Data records
— begin —

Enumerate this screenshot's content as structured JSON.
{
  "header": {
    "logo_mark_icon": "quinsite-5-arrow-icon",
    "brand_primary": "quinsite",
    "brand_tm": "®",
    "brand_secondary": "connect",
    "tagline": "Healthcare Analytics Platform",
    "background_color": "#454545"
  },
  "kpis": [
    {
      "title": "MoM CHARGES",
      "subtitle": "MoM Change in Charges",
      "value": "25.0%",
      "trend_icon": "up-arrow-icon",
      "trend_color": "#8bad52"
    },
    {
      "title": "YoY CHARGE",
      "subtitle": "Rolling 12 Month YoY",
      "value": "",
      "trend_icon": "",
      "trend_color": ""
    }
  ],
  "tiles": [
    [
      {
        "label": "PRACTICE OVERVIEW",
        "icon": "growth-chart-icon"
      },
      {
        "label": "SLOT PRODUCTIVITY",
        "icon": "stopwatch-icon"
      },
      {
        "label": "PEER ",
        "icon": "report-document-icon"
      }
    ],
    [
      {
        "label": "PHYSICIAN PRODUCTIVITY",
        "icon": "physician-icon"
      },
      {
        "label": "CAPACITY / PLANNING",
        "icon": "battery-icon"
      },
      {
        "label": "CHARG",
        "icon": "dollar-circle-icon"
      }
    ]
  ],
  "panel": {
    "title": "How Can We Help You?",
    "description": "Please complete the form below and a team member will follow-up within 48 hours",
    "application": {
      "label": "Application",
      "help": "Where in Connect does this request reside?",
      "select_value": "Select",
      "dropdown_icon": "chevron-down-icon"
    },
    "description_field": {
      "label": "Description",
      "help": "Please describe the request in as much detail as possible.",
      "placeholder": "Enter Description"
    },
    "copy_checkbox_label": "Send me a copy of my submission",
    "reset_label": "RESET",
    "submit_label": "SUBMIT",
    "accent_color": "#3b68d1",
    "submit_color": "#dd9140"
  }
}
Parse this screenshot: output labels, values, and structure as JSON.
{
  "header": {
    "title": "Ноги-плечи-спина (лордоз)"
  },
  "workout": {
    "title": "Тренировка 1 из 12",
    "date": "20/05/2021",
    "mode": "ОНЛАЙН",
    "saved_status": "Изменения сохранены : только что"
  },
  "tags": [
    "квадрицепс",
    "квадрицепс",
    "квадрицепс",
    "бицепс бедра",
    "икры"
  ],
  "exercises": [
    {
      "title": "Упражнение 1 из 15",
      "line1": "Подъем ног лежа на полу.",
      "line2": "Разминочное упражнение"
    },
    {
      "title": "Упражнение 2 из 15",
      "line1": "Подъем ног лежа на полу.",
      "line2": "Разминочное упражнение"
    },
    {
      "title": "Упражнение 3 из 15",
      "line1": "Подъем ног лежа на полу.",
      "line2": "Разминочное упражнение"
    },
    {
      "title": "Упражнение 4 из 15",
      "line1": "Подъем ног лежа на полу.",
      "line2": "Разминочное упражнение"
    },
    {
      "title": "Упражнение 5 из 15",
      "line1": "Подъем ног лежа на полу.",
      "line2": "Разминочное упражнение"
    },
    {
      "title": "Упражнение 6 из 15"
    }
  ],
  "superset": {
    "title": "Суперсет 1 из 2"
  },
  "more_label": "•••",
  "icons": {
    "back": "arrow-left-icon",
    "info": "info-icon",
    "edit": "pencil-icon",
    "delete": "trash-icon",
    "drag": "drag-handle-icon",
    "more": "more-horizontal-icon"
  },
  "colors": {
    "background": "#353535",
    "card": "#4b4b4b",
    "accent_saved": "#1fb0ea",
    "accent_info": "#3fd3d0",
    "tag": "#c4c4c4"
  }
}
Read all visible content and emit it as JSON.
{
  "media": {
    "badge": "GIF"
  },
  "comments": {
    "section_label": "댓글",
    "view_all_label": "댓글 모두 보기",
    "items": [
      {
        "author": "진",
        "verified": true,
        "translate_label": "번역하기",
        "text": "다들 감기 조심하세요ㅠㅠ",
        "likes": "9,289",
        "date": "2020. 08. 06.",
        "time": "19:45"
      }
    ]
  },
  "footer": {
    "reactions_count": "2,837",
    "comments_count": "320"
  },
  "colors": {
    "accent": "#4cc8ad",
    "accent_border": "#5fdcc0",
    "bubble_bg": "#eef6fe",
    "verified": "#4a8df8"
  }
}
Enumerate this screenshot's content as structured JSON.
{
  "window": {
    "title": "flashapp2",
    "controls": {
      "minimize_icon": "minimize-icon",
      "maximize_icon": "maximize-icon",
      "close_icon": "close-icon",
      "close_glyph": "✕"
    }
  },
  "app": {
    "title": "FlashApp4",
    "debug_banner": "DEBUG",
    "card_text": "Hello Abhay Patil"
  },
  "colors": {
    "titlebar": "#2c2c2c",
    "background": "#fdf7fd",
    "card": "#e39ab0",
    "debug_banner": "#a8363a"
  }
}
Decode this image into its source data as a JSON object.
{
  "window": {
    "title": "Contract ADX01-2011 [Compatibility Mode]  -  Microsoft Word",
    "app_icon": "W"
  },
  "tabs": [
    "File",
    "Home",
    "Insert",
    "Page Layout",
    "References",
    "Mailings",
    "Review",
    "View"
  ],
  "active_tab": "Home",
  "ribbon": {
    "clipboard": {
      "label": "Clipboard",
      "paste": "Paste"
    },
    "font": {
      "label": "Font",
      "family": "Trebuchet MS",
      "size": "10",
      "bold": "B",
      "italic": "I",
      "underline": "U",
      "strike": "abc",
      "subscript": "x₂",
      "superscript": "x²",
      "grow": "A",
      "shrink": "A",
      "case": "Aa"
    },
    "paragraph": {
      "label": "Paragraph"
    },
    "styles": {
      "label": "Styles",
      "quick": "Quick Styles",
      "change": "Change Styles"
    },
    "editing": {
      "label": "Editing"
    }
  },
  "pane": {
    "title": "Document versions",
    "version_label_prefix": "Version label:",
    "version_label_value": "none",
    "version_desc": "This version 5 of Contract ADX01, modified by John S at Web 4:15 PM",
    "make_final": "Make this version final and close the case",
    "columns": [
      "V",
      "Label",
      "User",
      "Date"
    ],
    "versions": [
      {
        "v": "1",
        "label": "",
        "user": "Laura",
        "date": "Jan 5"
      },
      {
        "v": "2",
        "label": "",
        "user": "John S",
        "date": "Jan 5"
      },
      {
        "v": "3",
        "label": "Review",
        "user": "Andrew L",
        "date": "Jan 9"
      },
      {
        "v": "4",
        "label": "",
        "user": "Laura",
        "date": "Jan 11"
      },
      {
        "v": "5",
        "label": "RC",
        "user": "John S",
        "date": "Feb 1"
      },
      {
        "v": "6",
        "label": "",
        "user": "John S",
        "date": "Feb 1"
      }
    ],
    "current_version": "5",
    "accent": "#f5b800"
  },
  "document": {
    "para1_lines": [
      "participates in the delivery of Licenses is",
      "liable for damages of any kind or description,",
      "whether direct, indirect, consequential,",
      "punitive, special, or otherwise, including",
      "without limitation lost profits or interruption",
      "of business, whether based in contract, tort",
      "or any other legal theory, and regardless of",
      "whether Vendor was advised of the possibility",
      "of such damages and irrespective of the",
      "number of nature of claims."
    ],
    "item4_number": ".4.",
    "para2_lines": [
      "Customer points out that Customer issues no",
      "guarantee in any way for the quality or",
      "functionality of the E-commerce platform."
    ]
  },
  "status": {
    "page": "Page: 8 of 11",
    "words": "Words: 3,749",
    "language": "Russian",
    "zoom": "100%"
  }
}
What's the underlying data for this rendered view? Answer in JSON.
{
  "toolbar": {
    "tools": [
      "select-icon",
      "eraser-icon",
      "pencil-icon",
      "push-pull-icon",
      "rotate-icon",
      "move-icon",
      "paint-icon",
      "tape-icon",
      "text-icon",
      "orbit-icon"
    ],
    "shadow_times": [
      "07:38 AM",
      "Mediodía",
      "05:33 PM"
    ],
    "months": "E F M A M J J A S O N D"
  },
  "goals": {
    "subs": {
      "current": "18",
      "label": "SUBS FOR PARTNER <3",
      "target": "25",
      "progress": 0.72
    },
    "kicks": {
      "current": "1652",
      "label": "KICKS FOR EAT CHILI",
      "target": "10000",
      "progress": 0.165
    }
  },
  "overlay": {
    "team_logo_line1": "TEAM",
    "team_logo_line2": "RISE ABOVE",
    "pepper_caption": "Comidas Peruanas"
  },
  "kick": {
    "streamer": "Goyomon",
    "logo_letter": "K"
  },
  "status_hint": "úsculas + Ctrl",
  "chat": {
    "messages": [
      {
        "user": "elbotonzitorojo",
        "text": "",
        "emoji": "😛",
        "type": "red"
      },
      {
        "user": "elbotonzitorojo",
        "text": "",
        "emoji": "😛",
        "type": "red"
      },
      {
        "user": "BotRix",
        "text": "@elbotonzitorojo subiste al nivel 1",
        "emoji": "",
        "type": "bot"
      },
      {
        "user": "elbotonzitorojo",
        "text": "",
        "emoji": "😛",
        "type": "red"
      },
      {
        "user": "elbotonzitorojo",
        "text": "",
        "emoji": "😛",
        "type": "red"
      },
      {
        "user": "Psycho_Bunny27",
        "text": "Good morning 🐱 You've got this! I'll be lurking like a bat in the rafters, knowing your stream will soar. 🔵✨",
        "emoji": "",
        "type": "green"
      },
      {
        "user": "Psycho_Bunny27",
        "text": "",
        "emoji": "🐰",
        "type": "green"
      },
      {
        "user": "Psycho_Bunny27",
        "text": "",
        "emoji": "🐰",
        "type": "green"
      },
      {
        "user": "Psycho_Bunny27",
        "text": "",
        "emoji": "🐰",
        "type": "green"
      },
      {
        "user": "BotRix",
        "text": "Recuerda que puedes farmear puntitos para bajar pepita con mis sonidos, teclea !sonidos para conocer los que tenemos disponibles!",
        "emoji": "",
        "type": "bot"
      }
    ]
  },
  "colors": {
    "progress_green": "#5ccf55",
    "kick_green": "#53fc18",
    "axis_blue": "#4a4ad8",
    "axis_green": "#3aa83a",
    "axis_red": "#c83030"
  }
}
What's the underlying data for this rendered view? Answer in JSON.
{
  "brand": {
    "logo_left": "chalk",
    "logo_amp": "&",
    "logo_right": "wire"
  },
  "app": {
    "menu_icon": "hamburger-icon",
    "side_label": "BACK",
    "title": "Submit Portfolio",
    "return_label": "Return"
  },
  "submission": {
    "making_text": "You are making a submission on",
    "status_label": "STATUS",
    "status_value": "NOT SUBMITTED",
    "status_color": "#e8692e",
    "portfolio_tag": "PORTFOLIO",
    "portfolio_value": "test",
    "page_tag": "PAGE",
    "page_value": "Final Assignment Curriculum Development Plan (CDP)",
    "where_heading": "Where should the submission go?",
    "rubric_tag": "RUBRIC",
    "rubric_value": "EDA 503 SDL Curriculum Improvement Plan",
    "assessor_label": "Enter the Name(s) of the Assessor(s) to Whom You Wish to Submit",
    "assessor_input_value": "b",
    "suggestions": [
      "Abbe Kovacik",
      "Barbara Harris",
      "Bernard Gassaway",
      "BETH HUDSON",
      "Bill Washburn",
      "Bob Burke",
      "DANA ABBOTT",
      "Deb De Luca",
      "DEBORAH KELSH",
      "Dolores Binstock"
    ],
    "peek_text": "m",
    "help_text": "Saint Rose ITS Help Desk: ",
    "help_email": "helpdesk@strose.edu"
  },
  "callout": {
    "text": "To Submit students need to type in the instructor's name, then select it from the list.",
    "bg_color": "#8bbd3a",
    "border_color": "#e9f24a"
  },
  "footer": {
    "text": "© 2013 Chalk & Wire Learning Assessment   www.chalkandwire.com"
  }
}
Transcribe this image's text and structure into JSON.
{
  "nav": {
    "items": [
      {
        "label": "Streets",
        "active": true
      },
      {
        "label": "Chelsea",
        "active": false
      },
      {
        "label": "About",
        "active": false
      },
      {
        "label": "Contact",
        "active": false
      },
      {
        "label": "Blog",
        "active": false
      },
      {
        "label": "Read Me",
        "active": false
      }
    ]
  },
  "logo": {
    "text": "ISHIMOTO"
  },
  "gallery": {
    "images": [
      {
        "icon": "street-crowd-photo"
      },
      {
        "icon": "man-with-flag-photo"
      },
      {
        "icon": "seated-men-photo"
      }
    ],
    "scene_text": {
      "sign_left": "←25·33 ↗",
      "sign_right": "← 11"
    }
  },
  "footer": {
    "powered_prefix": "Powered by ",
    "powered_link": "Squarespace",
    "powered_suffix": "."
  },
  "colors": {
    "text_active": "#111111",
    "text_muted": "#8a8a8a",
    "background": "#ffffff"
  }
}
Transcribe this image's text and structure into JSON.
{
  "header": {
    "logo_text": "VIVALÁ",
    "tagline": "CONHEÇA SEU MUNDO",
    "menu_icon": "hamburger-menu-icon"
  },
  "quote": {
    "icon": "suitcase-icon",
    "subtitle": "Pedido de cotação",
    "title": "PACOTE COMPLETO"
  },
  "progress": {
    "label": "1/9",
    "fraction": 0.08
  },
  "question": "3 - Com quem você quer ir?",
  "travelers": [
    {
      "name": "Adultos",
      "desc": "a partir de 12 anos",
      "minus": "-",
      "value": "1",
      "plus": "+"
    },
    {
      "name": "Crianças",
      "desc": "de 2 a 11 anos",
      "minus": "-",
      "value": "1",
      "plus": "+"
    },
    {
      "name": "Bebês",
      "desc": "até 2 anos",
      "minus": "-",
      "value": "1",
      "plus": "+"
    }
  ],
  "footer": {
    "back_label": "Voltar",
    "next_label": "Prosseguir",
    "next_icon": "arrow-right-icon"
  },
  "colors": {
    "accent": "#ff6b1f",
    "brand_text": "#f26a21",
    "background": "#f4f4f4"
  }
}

— end —

• **WRITTEN INSTRUCTION**
Go through the records and gather the lines that hold "subtitle".

• **CORRECT ANSWER**
      "subtitle": "MoM Change in Charges",
      "subtitle": "Rolling 12 Month YoY",
    "subtitle": "Pedido de cotação",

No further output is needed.